Stored records:

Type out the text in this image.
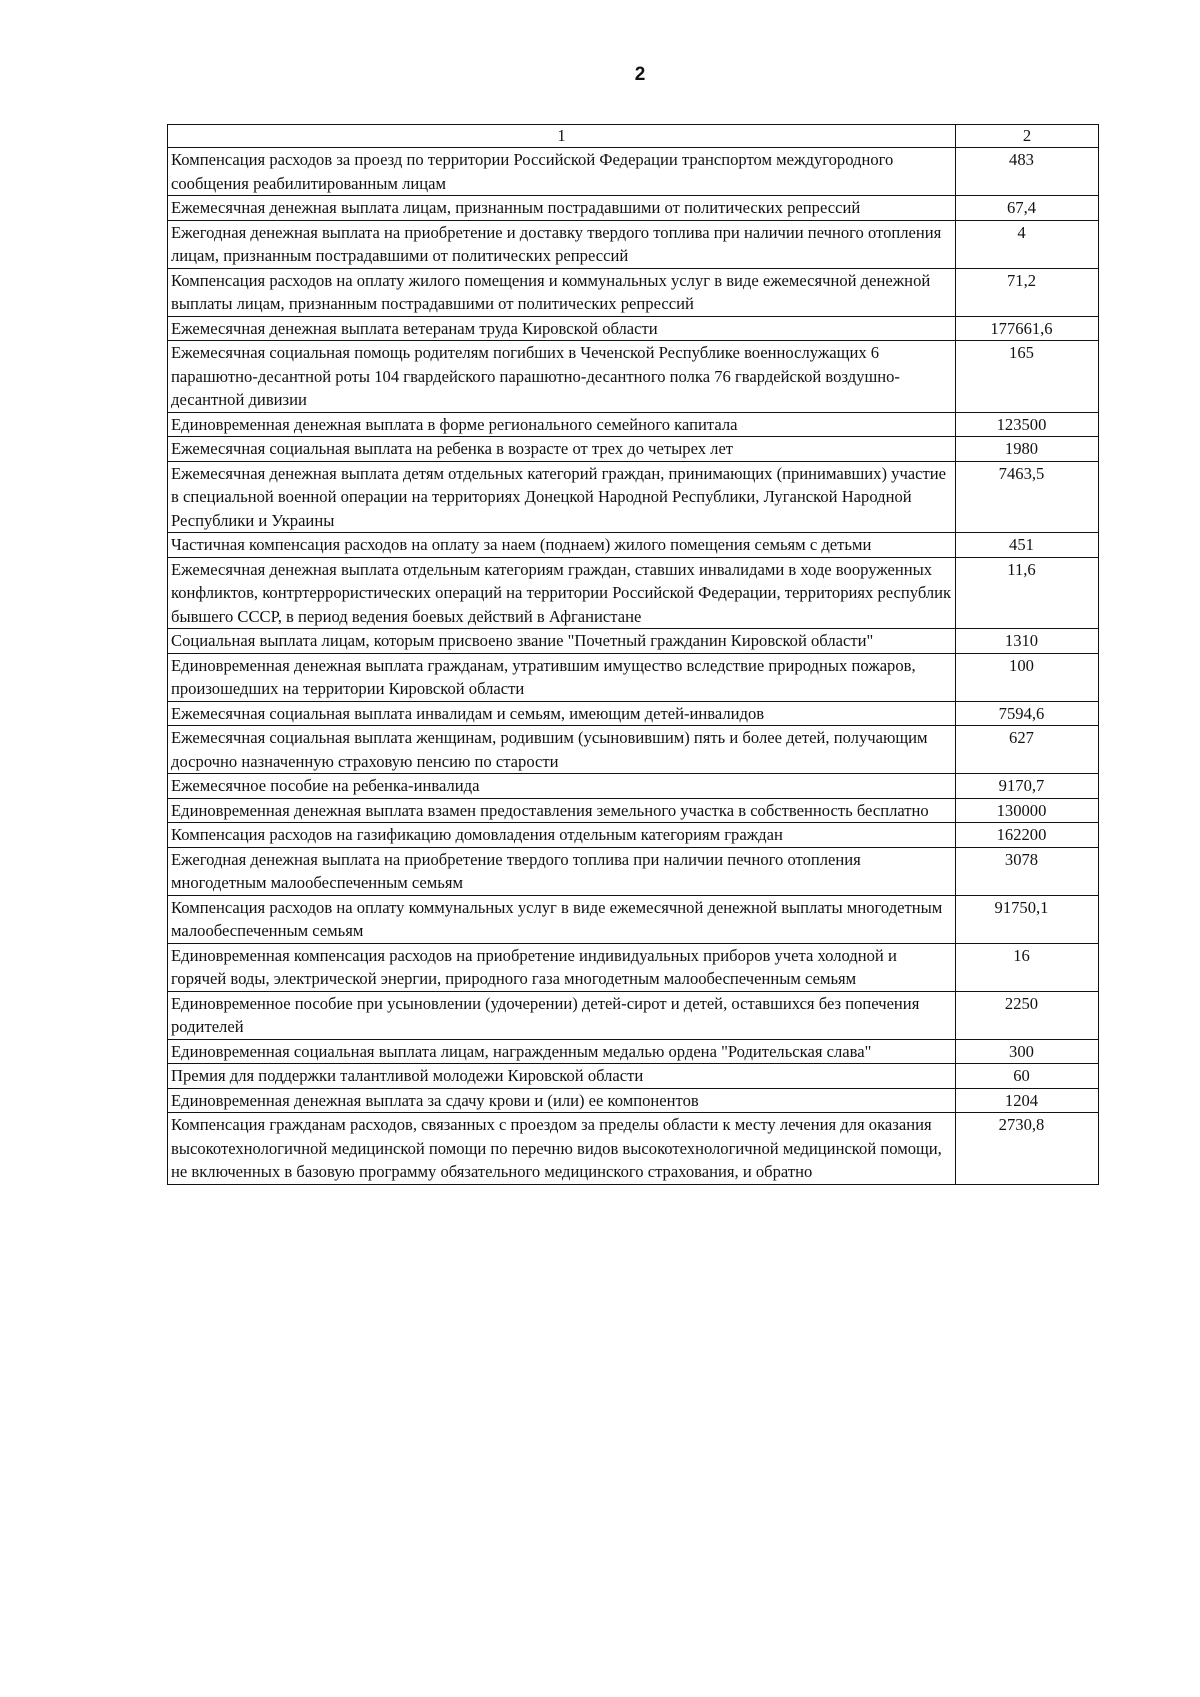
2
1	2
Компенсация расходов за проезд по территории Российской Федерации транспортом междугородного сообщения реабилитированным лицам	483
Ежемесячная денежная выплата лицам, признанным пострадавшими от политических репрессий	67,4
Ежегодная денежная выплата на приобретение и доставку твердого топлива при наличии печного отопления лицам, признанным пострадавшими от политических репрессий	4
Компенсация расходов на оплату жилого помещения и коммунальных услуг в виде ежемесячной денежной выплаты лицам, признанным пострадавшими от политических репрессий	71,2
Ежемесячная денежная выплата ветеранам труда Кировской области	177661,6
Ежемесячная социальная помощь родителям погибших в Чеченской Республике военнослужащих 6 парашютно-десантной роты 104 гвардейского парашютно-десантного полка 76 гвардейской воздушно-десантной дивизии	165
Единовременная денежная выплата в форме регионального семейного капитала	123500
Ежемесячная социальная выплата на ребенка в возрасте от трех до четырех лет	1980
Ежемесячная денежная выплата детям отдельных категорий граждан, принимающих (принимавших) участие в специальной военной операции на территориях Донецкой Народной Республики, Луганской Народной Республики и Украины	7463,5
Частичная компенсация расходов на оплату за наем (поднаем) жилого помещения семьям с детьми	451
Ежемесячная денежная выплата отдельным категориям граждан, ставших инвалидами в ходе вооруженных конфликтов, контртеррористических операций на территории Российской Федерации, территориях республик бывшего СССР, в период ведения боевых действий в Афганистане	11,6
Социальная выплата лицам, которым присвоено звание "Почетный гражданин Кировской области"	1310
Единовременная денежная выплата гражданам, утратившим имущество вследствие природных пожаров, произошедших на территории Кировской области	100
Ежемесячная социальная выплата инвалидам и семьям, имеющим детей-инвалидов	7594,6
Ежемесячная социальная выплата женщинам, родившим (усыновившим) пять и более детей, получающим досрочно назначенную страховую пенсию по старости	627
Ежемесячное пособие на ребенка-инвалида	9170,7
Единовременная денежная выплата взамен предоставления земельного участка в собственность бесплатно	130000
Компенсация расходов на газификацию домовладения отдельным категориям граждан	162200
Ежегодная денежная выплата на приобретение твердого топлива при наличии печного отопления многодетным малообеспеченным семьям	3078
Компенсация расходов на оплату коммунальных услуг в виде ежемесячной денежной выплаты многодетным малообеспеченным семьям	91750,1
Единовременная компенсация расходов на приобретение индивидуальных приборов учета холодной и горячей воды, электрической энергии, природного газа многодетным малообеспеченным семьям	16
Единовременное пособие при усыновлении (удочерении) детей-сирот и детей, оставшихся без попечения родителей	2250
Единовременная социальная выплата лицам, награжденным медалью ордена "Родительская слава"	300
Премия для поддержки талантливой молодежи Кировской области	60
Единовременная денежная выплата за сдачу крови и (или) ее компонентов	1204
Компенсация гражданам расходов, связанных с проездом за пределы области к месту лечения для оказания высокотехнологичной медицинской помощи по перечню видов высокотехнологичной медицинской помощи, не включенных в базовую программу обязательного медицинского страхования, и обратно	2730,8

* * *

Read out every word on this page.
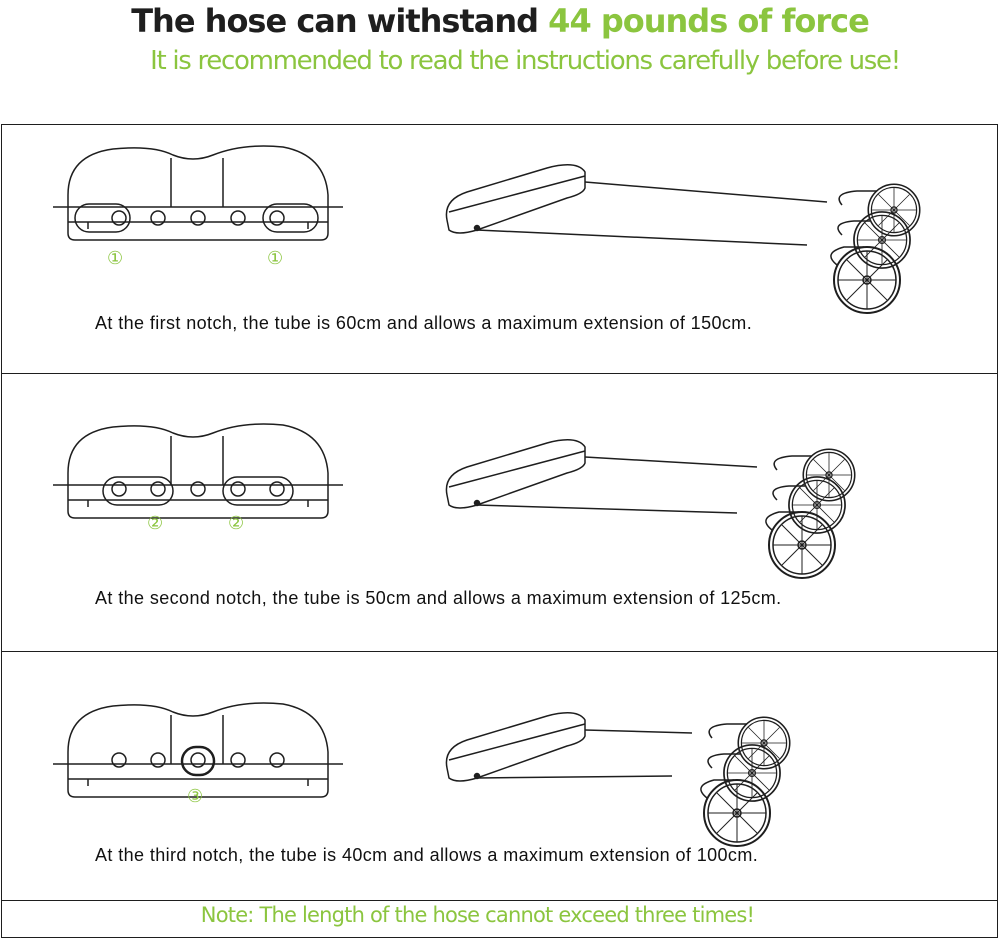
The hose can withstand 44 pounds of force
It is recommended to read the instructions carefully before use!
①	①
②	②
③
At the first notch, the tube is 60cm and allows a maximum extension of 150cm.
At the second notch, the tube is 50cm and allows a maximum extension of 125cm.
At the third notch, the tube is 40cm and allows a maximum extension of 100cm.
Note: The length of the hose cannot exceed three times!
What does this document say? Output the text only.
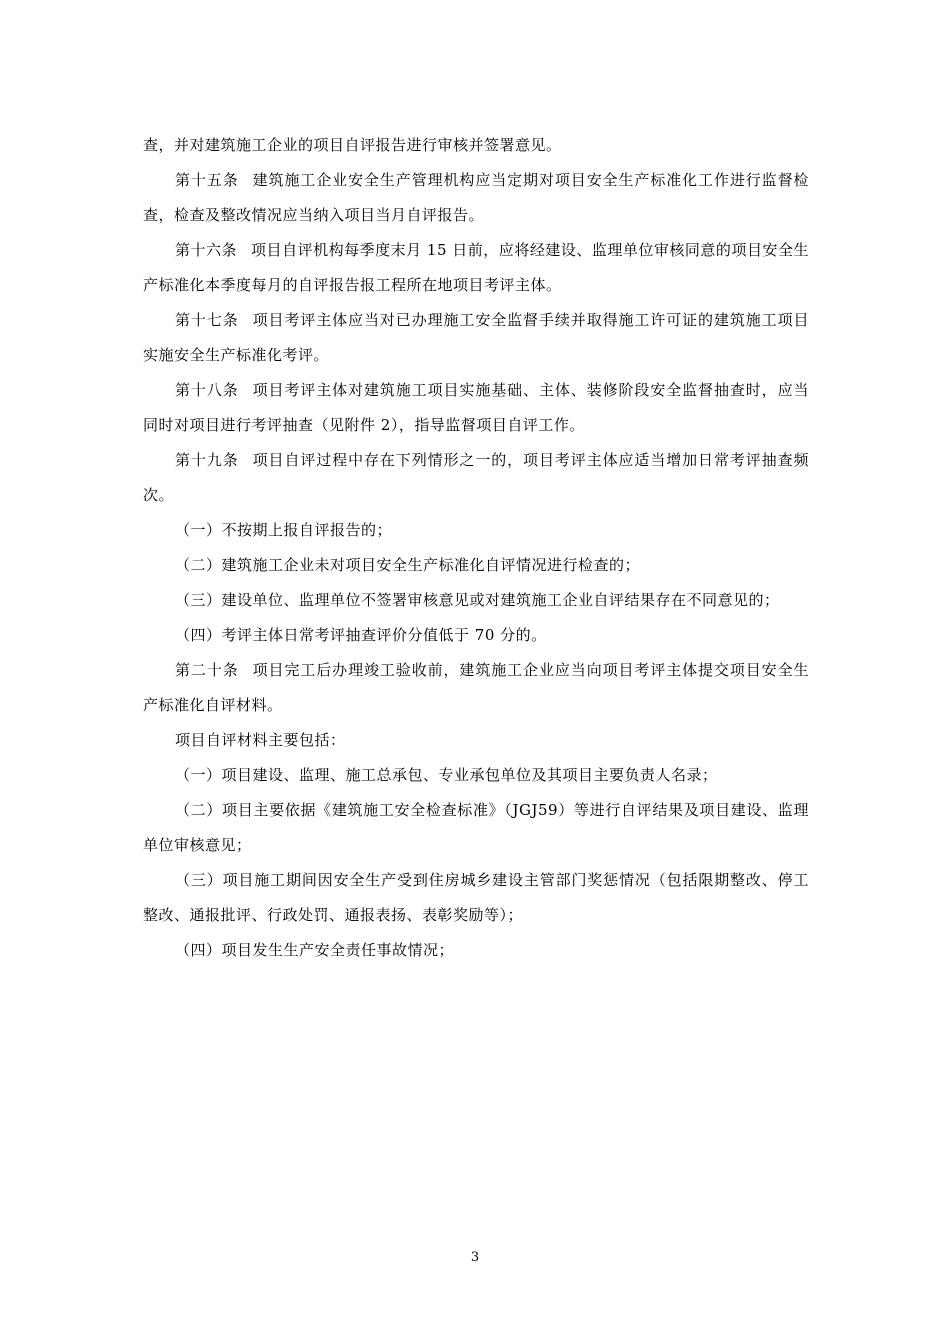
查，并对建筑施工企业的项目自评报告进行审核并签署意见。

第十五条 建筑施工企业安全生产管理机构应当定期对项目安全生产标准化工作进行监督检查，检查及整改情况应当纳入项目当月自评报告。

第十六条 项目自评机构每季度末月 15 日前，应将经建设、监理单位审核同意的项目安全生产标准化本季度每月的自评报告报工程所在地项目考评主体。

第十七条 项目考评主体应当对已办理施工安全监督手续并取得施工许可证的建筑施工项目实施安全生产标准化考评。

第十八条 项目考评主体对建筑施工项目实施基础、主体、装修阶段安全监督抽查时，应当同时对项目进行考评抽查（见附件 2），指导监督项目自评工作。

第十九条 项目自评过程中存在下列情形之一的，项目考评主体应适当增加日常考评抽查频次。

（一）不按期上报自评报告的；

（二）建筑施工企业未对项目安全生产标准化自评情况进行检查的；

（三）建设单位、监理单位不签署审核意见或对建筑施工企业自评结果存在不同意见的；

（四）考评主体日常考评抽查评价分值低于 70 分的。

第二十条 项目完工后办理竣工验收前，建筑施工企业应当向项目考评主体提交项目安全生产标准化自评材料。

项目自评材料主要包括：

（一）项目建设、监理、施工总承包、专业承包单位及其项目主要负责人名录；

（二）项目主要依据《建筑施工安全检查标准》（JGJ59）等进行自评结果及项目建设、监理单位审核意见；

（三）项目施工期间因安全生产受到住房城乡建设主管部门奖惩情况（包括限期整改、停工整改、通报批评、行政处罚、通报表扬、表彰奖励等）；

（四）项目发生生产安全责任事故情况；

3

_GIVEN INSTRUCTION:_
Identify and list each line with the word "ежемесячной".

_RESPONSE TO THE EXERCISE:_
Компенсация расходов на оплату жилого помещения и коммунальных услуг в виде ежемесячной денежной выплаты лицам, признанным пострадавшими от политических репрессий	71,2
Компенсация расходов на оплату коммунальных услуг в виде ежемесячной денежной выплаты многодетным малообеспеченным семьям	91750,1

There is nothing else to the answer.